== EXTRACTED DATA

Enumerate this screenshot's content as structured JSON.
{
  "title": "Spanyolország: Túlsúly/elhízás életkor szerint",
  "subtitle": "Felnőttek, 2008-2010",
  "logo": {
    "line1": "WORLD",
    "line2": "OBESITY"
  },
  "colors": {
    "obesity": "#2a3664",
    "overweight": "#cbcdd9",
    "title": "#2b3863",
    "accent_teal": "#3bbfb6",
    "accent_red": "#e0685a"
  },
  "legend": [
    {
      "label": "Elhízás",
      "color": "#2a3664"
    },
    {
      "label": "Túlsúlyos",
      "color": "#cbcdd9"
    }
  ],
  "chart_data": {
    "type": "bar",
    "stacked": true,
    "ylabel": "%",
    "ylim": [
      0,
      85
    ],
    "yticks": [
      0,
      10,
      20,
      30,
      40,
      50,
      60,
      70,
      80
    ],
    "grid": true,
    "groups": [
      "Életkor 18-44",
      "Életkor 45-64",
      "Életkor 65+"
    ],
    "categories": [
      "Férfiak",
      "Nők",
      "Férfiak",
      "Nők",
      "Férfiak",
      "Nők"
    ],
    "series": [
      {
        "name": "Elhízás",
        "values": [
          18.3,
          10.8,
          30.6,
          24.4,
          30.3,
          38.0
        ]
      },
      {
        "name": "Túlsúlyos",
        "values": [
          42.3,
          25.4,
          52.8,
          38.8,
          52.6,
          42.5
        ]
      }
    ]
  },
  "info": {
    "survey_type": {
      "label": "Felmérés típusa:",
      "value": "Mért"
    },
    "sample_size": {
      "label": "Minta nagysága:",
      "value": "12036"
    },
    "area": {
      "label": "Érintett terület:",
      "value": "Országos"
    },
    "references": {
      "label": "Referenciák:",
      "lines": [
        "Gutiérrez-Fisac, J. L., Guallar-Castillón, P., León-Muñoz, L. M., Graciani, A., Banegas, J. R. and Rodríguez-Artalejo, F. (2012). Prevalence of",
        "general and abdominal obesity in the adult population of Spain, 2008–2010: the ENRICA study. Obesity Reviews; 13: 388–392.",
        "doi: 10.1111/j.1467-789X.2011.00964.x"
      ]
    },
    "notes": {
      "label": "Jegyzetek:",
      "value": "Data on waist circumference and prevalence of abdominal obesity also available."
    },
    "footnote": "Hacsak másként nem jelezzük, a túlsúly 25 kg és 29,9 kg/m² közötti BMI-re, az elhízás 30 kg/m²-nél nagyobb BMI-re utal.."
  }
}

====

▶ REQUIRED TASK
Print the whole listing again, exactly.

▶ OUTPUT
Enumerate this screenshot's content as structured JSON.
{
  "title": "Spanyolország: Túlsúly/elhízás életkor szerint",
  "subtitle": "Felnőttek, 2008-2010",
  "logo": {
    "line1": "WORLD",
    "line2": "OBESITY"
  },
  "colors": {
    "obesity": "#2a3664",
    "overweight": "#cbcdd9",
    "title": "#2b3863",
    "accent_teal": "#3bbfb6",
    "accent_red": "#e0685a"
  },
  "legend": [
    {
      "label": "Elhízás",
      "color": "#2a3664"
    },
    {
      "label": "Túlsúlyos",
      "color": "#cbcdd9"
    }
  ],
  "chart_data": {
    "type": "bar",
    "stacked": true,
    "ylabel": "%",
    "ylim": [
      0,
      85
    ],
    "yticks": [
      0,
      10,
      20,
      30,
      40,
      50,
      60,
      70,
      80
    ],
    "grid": true,
    "groups": [
      "Életkor 18-44",
      "Életkor 45-64",
      "Életkor 65+"
    ],
    "categories": [
      "Férfiak",
      "Nők",
      "Férfiak",
      "Nők",
      "Férfiak",
      "Nők"
    ],
    "series": [
      {
        "name": "Elhízás",
        "values": [
          18.3,
          10.8,
          30.6,
          24.4,
          30.3,
          38.0
        ]
      },
      {
        "name": "Túlsúlyos",
        "values": [
          42.3,
          25.4,
          52.8,
          38.8,
          52.6,
          42.5
        ]
      }
    ]
  },
  "info": {
    "survey_type": {
      "label": "Felmérés típusa:",
      "value": "Mért"
    },
    "sample_size": {
      "label": "Minta nagysága:",
      "value": "12036"
    },
    "area": {
      "label": "Érintett terület:",
      "value": "Országos"
    },
    "references": {
      "label": "Referenciák:",
      "lines": [
        "Gutiérrez-Fisac, J. L., Guallar-Castillón, P., León-Muñoz, L. M., Graciani, A., Banegas, J. R. and Rodríguez-Artalejo, F. (2012). Prevalence of",
        "general and abdominal obesity in the adult population of Spain, 2008–2010: the ENRICA study. Obesity Reviews; 13: 388–392.",
        "doi: 10.1111/j.1467-789X.2011.00964.x"
      ]
    },
    "notes": {
      "label": "Jegyzetek:",
      "value": "Data on waist circumference and prevalence of abdominal obesity also available."
    },
    "footnote": "Hacsak másként nem jelezzük, a túlsúly 25 kg és 29,9 kg/m² közötti BMI-re, az elhízás 30 kg/m²-nél nagyobb BMI-re utal.."
  }
}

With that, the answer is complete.